(Records from a dataset)

◆ ◆ ◆ ◆ ◆

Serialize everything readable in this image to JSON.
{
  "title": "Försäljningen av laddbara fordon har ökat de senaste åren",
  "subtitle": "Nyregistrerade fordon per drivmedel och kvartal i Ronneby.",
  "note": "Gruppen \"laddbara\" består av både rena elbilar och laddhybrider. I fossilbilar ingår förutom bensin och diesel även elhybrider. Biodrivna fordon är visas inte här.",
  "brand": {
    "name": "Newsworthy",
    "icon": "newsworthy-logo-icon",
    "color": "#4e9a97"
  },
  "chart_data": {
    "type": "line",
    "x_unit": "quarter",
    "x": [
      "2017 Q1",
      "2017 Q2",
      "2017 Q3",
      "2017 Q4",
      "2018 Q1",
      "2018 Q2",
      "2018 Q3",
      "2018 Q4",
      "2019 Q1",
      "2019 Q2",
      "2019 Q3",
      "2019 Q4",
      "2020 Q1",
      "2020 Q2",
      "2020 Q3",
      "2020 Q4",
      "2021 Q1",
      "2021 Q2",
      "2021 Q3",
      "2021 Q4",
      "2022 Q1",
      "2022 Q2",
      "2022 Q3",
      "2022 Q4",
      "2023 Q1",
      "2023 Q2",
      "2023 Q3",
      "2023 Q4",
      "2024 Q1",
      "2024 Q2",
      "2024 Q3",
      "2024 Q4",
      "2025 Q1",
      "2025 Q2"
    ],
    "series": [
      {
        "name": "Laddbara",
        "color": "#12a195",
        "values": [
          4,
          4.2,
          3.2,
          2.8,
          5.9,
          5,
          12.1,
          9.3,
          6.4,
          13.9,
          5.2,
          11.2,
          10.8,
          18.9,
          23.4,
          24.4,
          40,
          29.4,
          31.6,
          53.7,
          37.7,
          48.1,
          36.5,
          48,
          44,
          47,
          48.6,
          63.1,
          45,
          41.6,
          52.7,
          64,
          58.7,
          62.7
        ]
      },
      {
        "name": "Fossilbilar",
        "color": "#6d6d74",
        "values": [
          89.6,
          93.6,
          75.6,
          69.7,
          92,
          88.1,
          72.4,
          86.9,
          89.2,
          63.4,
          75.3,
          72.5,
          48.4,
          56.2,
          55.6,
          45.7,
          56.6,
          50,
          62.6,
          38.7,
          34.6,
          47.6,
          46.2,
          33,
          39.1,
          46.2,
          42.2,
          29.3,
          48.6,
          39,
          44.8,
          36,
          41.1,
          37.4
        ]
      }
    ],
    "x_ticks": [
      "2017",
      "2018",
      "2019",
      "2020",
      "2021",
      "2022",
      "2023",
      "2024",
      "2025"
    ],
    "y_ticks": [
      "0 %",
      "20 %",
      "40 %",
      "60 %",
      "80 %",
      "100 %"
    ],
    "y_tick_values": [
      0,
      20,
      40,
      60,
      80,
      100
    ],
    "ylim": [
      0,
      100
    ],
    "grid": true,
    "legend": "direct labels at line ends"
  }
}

◆ ◆ ◆ ◆ ◆

● YOUR INSTRUCTIONS
Print every record above exactly as written.

● ANSWER TO THIS PROBLEM
Serialize everything readable in this image to JSON.
{
  "title": "Försäljningen av laddbara fordon har ökat de senaste åren",
  "subtitle": "Nyregistrerade fordon per drivmedel och kvartal i Ronneby.",
  "note": "Gruppen \"laddbara\" består av både rena elbilar och laddhybrider. I fossilbilar ingår förutom bensin och diesel även elhybrider. Biodrivna fordon är visas inte här.",
  "brand": {
    "name": "Newsworthy",
    "icon": "newsworthy-logo-icon",
    "color": "#4e9a97"
  },
  "chart_data": {
    "type": "line",
    "x_unit": "quarter",
    "x": [
      "2017 Q1",
      "2017 Q2",
      "2017 Q3",
      "2017 Q4",
      "2018 Q1",
      "2018 Q2",
      "2018 Q3",
      "2018 Q4",
      "2019 Q1",
      "2019 Q2",
      "2019 Q3",
      "2019 Q4",
      "2020 Q1",
      "2020 Q2",
      "2020 Q3",
      "2020 Q4",
      "2021 Q1",
      "2021 Q2",
      "2021 Q3",
      "2021 Q4",
      "2022 Q1",
      "2022 Q2",
      "2022 Q3",
      "2022 Q4",
      "2023 Q1",
      "2023 Q2",
      "2023 Q3",
      "2023 Q4",
      "2024 Q1",
      "2024 Q2",
      "2024 Q3",
      "2024 Q4",
      "2025 Q1",
      "2025 Q2"
    ],
    "series": [
      {
        "name": "Laddbara",
        "color": "#12a195",
        "values": [
          4,
          4.2,
          3.2,
          2.8,
          5.9,
          5,
          12.1,
          9.3,
          6.4,
          13.9,
          5.2,
          11.2,
          10.8,
          18.9,
          23.4,
          24.4,
          40,
          29.4,
          31.6,
          53.7,
          37.7,
          48.1,
          36.5,
          48,
          44,
          47,
          48.6,
          63.1,
          45,
          41.6,
          52.7,
          64,
          58.7,
          62.7
        ]
      },
      {
        "name": "Fossilbilar",
        "color": "#6d6d74",
        "values": [
          89.6,
          93.6,
          75.6,
          69.7,
          92,
          88.1,
          72.4,
          86.9,
          89.2,
          63.4,
          75.3,
          72.5,
          48.4,
          56.2,
          55.6,
          45.7,
          56.6,
          50,
          62.6,
          38.7,
          34.6,
          47.6,
          46.2,
          33,
          39.1,
          46.2,
          42.2,
          29.3,
          48.6,
          39,
          44.8,
          36,
          41.1,
          37.4
        ]
      }
    ],
    "x_ticks": [
      "2017",
      "2018",
      "2019",
      "2020",
      "2021",
      "2022",
      "2023",
      "2024",
      "2025"
    ],
    "y_ticks": [
      "0 %",
      "20 %",
      "40 %",
      "60 %",
      "80 %",
      "100 %"
    ],
    "y_tick_values": [
      0,
      20,
      40,
      60,
      80,
      100
    ],
    "ylim": [
      0,
      100
    ],
    "grid": true,
    "legend": "direct labels at line ends"
  }
}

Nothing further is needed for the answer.